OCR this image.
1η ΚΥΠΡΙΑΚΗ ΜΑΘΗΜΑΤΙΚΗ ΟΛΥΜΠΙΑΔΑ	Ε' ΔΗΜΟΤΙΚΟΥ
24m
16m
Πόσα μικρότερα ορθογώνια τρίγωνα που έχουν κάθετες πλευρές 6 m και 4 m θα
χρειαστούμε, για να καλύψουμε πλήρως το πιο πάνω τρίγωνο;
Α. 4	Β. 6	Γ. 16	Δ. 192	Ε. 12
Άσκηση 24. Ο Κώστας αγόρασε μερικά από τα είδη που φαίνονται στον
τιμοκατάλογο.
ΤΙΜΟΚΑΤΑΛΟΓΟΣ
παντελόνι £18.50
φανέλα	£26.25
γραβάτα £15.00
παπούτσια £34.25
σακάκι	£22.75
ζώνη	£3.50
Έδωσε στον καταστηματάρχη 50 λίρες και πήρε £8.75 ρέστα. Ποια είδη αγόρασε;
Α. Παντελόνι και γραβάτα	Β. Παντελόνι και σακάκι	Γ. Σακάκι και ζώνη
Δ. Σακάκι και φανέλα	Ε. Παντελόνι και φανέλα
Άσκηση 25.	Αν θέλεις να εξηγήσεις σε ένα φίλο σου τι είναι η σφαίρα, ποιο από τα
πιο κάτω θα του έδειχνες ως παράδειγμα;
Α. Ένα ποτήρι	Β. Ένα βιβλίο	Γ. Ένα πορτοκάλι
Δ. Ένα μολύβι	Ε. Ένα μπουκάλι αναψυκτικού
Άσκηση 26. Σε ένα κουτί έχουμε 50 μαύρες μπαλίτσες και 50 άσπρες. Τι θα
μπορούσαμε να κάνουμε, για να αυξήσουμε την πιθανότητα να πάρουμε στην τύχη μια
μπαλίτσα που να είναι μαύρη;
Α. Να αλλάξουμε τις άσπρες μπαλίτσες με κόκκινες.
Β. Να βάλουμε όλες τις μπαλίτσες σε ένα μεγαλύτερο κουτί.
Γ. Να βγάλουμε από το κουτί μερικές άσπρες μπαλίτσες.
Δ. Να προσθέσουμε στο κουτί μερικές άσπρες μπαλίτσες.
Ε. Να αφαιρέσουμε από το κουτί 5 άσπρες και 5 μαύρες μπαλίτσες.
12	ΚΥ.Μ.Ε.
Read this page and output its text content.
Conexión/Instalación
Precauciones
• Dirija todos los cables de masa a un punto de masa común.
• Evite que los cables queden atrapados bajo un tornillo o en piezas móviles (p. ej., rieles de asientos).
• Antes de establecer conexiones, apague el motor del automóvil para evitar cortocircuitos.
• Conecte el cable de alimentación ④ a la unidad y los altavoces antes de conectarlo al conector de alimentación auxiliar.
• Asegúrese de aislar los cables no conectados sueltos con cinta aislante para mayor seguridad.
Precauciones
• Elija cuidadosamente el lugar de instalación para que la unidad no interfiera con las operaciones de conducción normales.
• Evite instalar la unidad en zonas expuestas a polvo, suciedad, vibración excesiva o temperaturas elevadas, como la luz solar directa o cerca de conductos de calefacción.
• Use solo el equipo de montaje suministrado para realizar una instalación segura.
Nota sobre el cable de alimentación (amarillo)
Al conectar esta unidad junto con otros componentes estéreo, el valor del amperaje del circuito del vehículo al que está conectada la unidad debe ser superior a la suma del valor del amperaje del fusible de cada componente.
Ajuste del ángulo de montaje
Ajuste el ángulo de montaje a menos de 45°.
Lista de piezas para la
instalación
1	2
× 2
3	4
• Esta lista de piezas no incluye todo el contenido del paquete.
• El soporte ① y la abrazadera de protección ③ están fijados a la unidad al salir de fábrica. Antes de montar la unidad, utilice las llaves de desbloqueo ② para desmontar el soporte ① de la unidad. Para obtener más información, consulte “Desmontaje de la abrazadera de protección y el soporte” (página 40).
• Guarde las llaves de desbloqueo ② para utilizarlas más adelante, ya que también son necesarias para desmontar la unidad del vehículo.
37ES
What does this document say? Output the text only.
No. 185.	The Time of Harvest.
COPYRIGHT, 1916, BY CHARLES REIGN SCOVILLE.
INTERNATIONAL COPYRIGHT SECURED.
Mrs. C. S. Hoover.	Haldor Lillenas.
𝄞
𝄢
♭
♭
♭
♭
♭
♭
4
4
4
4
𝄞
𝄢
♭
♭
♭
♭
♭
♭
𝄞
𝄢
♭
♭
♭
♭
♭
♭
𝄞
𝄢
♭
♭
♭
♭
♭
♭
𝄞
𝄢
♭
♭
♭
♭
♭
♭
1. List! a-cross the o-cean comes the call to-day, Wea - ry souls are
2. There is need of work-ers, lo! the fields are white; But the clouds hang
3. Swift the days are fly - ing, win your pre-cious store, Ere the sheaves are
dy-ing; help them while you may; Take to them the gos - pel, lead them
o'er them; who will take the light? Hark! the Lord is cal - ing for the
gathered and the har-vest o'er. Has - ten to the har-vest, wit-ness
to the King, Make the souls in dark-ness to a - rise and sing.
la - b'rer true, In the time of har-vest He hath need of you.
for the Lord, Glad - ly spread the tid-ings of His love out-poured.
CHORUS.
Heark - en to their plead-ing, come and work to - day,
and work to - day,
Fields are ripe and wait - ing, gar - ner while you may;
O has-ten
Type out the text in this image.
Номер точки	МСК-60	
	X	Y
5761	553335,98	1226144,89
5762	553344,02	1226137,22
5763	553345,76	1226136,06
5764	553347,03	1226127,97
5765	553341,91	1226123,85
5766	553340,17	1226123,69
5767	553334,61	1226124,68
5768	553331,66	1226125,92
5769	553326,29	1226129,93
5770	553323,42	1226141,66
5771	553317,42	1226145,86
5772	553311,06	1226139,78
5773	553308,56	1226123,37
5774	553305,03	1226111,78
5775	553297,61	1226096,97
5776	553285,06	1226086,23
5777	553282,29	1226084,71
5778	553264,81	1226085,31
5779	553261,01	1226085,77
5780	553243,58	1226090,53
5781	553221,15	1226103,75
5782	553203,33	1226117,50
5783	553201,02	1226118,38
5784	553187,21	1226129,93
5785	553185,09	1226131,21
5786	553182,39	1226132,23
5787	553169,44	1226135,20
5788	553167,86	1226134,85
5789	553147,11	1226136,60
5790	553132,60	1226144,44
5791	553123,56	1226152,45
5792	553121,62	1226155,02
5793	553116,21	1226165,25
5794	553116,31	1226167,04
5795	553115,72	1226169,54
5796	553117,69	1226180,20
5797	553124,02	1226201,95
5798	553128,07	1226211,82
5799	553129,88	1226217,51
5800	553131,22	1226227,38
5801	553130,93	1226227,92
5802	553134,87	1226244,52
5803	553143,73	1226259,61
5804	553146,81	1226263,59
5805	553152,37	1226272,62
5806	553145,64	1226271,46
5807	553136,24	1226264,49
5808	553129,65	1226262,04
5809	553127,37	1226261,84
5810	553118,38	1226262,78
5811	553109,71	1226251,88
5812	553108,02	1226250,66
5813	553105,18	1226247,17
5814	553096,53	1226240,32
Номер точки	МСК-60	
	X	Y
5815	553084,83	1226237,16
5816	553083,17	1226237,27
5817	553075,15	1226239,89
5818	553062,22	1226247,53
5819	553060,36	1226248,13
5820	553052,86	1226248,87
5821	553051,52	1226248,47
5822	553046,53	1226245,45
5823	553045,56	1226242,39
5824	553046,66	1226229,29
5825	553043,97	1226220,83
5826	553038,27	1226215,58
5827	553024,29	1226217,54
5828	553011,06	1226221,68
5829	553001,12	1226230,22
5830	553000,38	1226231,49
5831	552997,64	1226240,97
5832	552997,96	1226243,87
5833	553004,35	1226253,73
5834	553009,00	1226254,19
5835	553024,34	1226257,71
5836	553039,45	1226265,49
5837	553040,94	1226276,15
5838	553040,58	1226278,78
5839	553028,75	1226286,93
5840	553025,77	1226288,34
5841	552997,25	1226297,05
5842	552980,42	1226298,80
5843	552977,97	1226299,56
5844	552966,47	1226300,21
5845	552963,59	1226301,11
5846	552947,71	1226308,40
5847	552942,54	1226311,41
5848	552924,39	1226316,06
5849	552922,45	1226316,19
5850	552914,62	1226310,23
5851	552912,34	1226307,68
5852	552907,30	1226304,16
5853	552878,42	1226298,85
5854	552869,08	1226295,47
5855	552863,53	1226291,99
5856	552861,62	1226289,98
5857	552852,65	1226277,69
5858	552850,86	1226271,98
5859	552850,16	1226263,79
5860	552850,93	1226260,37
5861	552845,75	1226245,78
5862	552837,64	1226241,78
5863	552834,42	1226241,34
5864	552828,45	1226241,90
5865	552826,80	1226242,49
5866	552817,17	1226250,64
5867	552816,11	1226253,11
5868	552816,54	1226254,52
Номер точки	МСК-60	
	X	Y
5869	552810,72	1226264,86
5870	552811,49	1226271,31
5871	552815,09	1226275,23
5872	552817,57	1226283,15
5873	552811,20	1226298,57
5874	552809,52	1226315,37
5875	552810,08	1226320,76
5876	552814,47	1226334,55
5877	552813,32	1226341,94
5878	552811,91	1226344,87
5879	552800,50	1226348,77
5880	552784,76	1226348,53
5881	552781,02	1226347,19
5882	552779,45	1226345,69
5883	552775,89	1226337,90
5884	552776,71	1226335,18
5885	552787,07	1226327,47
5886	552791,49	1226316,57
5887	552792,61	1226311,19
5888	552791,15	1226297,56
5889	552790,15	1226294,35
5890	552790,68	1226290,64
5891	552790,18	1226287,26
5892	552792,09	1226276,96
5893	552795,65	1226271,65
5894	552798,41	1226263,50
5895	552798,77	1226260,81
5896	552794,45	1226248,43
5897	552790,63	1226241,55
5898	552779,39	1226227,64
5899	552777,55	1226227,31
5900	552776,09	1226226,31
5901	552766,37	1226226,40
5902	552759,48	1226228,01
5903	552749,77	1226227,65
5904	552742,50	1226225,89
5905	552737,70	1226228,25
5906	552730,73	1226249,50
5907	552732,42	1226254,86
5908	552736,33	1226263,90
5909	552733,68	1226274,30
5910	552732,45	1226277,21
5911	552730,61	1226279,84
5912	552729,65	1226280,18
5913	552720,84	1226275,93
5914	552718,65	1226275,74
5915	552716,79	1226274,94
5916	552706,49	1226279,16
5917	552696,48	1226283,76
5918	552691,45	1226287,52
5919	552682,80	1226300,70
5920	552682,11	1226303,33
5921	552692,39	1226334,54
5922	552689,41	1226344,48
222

■ ■ ■

Show the lines of the data that hold the word "γραβάτα".

Response to this task:
γραβάτα £15.00
Α. Παντελόνι και γραβάτα	Β. Παντελόνι και σακάκι	Γ. Σακάκι και ζώνη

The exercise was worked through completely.